EXTRAIT SOURCE -

Rappelant l’analyse de Max Weber selon lequel la " vérité " résulte du sens que donne le sujet aux événements et aux actes, l’auteur privilégie une conception relativiste de la violence : l’interprétation du fait par les sujets est aussi importante que le fait. Cependant, les violences ne sont pas les mêmes partout et il convient de comparer les faits et les représentations suivant les établissements. Par conséquent, la méthode retenue sera elle aussi comparatiste : on établira une base comparative qui permettra aux établissements de mieux se situer par rapport à leur situation sociale. Dès lors une médiation pourra s’effectuer, la perception des acteurs ayant été " objectivée ".

Méthode d’enquête : porte sur 86 établissements avec passation d’un questionnaire auprès des élèves et des adultes et/ou groupes de parole, suivis d’entretiens individuels.

Eventuellement, après enquête et communication des résultats, quand cela est demandé par l’établissement, présence d’un médiateur pour aider le groupe dans sa recherche de solutions en régulant parole et conflits.

La référence à un échantillon national large aide les groupes à relativiser leurs problèmes : ils peuvent faire la part des problèmes communs aux établissements du même type et de ce qui s’ajoute par le fonctionnement interne ou la situation particulière. C’est de la médiation sociologique.

Le questionnaire : A permis, à l’aide d’autres éléments, de livrer une vision d’ensemble de la violence à l’école dans une dimension importante. Il s’agit en fait d’évaluer de façon globale " l’ambiance " d’un établissement. Mais peut-on mesurer l’impalpable ?

L’essentiel de la méthodologie retenue réside dans un questionnaire comportant des échelles différentes qui permettent de tester l’intensité des sentiments des élèves vis à vis de leur école.
Il a été ajouté dans le questionnaire adulte d’autres échelles portant sur les interactions avec l’équipe et l’administration.
En ce qui concerne la violence, on teste donc une " impression " de violence, on n’adopte aucune définition a priori.
Les questionnaires portaient aussi sur l’appréciation des différents lieux de l’établissement, sur la corrélation entre " code pénal scolaire " et degré de violence, etc. .

L’enquête a concerné trois échantillons distincts : école élémentaire, collège, lycée. Noter que les collèges sont "  sureprésentés " car ce sont eux qui sont le plus nettement touchés par la violence et aussi que le choix des établissements s’est plutôt orienté vers ceux qui connaissaient des difficultés importantes (voir après).

JEU DE DONNÉES -
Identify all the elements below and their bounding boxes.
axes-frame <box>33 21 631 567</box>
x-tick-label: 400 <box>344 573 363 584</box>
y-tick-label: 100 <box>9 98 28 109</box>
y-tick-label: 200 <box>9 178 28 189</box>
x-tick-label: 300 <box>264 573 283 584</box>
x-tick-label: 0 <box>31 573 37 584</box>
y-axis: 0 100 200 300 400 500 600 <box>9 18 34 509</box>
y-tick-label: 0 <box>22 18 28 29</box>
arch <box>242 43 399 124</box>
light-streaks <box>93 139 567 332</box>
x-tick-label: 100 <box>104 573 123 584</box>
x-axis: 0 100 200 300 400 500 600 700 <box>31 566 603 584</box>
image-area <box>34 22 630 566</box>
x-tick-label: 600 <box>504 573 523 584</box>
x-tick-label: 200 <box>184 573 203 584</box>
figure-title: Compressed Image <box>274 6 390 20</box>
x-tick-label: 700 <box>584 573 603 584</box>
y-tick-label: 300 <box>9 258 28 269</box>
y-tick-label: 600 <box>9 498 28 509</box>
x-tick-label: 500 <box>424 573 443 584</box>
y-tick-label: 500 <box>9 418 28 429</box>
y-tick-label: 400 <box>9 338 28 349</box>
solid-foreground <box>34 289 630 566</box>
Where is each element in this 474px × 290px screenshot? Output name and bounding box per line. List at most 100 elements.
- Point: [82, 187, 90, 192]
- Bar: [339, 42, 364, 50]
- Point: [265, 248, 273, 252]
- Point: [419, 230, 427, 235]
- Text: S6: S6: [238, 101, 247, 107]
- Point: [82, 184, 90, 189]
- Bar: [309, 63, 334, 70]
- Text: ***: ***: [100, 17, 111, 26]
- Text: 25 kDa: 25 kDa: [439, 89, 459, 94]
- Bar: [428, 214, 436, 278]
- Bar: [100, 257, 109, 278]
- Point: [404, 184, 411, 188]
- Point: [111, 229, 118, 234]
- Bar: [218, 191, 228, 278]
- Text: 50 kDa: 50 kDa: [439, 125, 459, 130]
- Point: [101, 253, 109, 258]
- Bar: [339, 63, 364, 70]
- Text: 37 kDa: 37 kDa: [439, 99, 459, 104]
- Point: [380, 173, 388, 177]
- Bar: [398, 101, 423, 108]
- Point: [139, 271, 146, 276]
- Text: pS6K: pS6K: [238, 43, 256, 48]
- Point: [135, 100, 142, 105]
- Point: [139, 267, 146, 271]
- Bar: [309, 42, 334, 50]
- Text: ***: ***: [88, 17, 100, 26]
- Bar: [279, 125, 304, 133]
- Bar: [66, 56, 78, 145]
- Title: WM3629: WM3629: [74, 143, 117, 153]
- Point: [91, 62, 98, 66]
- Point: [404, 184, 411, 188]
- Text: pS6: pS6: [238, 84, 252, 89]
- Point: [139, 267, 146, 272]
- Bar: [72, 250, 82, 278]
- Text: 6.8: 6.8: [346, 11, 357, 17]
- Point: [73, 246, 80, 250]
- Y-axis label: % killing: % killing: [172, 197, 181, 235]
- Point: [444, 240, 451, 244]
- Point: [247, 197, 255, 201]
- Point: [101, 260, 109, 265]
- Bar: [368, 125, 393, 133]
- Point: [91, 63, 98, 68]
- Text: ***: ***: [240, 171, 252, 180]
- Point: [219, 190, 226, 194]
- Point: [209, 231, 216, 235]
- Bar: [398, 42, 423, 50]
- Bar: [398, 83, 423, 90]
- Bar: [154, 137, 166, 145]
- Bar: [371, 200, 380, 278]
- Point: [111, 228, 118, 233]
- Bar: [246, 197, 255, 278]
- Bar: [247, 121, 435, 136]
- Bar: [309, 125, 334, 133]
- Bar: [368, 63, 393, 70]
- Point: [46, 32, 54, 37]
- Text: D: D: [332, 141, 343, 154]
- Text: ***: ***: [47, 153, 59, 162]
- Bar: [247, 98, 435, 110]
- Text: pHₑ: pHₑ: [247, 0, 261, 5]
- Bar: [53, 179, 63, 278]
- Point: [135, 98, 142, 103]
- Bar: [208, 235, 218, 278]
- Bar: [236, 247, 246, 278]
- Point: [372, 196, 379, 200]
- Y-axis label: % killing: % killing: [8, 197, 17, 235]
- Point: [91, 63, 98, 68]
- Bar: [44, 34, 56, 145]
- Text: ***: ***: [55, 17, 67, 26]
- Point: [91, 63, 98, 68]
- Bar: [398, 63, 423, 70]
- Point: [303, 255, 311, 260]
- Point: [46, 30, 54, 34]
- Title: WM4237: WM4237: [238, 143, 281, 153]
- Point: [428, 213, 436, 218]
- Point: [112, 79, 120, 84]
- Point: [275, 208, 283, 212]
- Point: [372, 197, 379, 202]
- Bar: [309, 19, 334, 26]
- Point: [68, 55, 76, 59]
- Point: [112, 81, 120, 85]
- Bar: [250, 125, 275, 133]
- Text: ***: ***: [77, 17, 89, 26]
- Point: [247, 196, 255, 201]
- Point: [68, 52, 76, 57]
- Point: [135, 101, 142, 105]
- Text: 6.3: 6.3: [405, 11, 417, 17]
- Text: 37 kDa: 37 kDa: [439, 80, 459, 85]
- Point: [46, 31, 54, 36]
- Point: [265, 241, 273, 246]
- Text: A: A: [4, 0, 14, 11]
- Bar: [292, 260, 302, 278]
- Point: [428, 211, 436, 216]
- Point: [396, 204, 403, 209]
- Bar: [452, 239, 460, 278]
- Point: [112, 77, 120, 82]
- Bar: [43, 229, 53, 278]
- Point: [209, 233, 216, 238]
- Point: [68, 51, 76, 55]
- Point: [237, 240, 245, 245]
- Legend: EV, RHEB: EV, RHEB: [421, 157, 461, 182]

CONSIGNES -
(A) D'après l'extrait source, combien d'établissements l'enquête couvre-t-elle ?
(B) Résumez l'extrait source en deux phrases.

CORRIGÉ -
(A) Elle couvre 86 établissements.

(B) S'appuyant sur Max Weber, l'auteur retient une conception relativiste de la violence et une méthode comparatiste qui permet aux établissements de mieux se situer et rend possible une médiation sociologique. L'enquête, menée dans 86 établissements (école élémentaire, collège, lycée) par questionnaires, groupes de parole et entretiens individuels, évalue l'ambiance de chaque établissement et mesure une « impression » de violence sans en adopter de définition a priori.